# [Written problem]
Scan the data for "right" and copy the lines it appears in.

# [Excerpted records]
** Start **
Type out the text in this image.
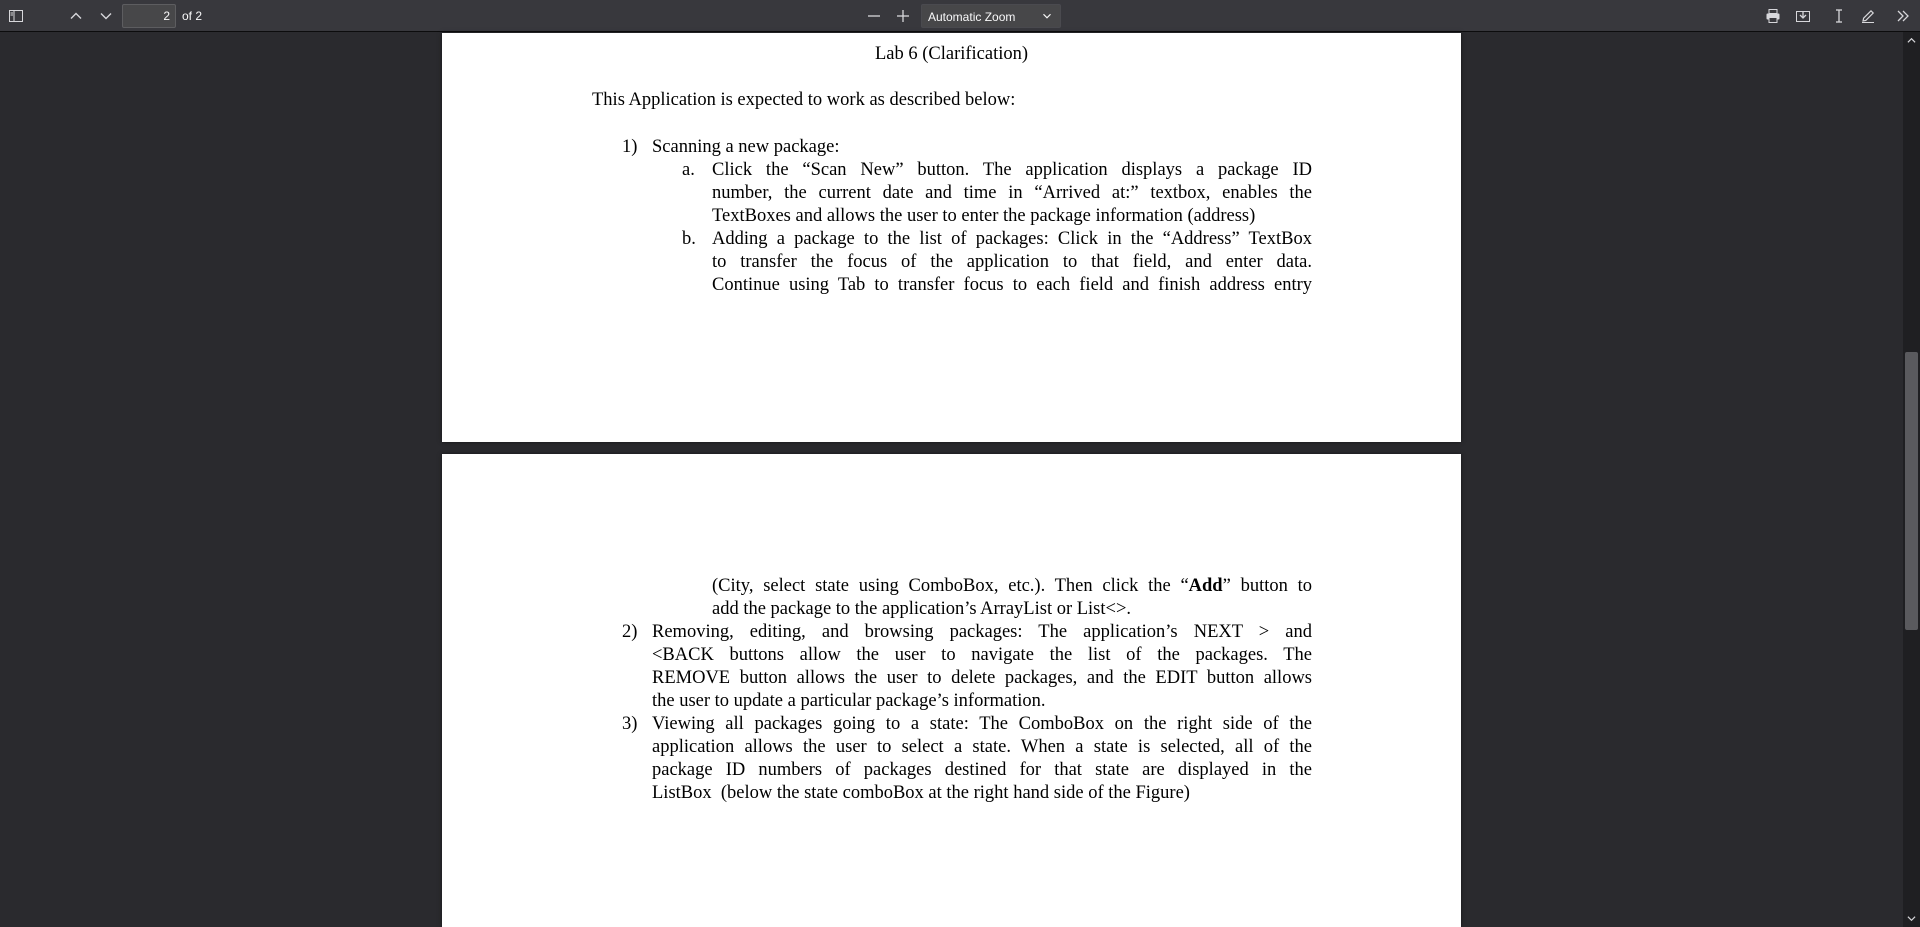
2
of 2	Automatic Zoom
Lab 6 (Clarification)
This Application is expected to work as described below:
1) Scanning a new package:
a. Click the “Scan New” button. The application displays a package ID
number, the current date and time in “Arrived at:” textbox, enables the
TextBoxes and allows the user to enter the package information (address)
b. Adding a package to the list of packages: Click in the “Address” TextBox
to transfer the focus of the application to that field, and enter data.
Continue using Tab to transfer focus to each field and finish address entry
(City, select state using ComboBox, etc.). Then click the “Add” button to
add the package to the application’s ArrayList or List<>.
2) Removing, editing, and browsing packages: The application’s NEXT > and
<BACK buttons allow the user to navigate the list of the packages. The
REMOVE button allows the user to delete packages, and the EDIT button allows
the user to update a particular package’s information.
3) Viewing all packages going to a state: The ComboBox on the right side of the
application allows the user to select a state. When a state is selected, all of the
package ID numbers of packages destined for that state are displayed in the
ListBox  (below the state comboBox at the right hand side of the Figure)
** End **
** Start **
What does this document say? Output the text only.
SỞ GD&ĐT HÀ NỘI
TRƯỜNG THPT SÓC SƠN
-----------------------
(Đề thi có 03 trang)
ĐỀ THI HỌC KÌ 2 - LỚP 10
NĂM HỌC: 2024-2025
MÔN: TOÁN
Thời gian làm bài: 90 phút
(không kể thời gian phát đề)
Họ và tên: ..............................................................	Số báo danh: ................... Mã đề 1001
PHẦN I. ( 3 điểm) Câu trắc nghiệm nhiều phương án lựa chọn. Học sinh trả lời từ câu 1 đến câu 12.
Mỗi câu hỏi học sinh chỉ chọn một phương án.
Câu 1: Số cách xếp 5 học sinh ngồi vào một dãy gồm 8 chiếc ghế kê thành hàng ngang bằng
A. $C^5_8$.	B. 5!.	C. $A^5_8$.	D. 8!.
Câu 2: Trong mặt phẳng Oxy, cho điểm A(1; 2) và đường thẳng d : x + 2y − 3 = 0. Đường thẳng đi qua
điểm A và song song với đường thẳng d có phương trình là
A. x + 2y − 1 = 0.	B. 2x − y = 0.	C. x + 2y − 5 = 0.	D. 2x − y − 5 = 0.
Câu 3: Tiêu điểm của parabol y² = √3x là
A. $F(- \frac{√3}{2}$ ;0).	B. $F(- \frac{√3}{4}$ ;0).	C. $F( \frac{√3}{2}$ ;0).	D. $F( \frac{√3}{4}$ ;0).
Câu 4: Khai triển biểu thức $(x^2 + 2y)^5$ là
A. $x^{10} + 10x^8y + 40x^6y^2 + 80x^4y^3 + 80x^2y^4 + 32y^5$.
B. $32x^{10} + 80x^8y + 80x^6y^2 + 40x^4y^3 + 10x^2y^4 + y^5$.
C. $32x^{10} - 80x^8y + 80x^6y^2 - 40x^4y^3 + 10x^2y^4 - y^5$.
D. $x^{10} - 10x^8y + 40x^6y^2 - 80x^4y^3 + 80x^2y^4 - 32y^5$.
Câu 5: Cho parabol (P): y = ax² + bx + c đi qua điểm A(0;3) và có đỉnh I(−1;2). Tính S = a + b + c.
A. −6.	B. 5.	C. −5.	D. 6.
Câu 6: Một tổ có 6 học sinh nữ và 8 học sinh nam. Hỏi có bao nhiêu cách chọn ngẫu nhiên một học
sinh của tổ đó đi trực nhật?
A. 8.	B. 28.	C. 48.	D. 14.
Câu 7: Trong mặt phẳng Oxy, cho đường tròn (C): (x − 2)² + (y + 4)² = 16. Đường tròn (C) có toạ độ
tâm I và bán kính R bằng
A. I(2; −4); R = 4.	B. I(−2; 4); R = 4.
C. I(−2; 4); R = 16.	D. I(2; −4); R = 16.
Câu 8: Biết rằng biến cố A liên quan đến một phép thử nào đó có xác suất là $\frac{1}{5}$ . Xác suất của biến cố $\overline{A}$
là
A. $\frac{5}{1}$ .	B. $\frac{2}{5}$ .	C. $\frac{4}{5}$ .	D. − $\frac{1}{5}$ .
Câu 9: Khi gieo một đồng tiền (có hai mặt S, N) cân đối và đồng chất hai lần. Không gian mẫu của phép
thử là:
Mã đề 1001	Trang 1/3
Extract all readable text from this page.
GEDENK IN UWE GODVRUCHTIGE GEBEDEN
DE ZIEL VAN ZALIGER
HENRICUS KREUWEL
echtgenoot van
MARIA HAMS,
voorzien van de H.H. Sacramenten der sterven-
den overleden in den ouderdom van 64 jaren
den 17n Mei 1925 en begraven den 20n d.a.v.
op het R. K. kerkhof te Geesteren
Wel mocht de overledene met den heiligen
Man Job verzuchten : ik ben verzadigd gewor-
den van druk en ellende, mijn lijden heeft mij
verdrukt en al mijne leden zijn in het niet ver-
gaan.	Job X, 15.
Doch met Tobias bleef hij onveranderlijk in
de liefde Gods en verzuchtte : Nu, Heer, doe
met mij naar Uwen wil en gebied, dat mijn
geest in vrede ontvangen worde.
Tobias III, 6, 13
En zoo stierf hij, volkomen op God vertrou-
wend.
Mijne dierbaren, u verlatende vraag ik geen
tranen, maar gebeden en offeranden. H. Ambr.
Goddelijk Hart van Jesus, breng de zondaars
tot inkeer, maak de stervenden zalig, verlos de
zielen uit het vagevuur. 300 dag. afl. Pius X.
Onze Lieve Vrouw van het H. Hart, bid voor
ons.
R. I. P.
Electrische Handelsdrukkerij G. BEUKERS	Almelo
** End **
** Start **
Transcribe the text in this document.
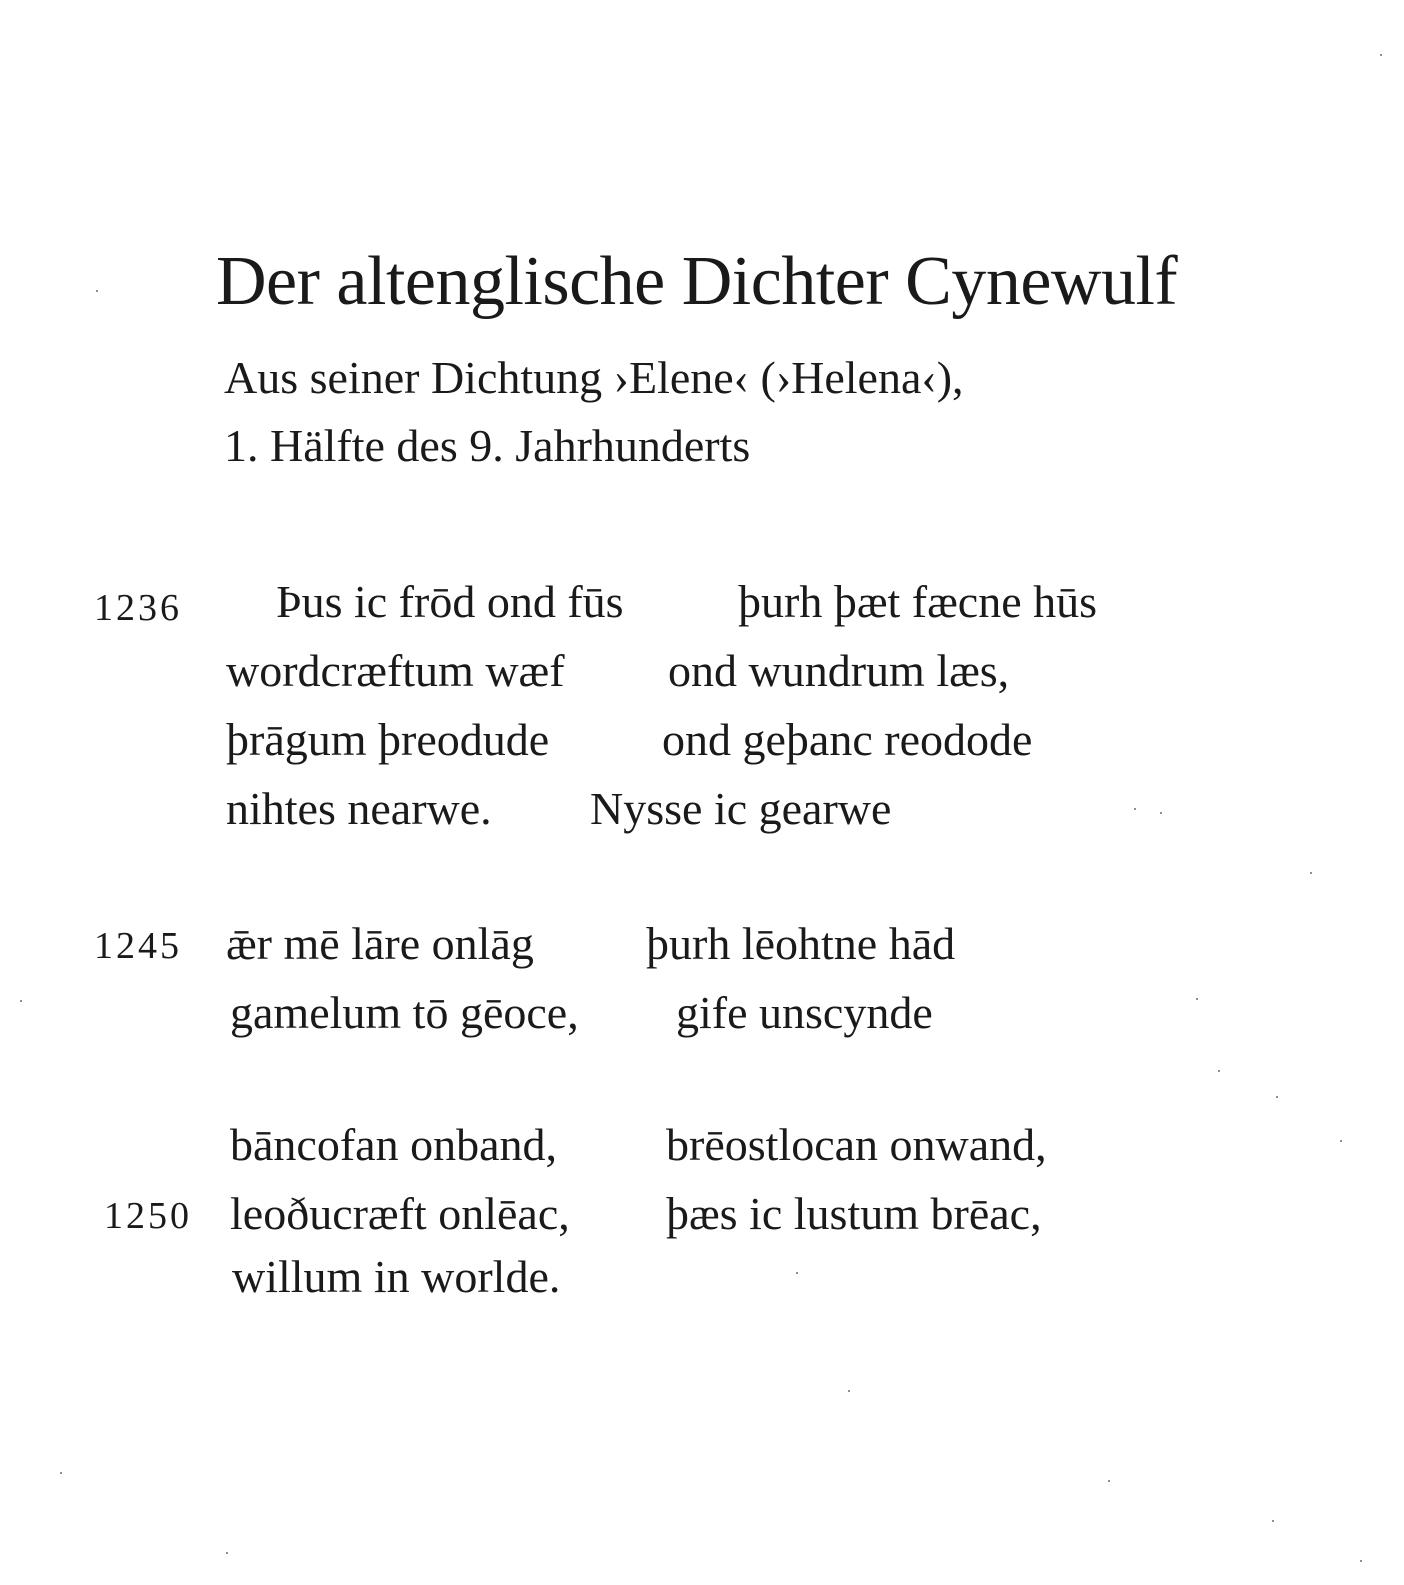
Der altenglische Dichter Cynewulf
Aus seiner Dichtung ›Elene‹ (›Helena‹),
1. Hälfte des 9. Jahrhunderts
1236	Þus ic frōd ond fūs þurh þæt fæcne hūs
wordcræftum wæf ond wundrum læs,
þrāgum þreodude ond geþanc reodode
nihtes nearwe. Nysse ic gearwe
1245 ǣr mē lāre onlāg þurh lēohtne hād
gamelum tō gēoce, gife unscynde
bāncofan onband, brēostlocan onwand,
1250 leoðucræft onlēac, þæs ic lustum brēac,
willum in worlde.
** End **
# [Correct response]
3) Viewing all packages going to a state: The ComboBox on the right side of the
ListBox  (below the state comboBox at the right hand side of the Figure)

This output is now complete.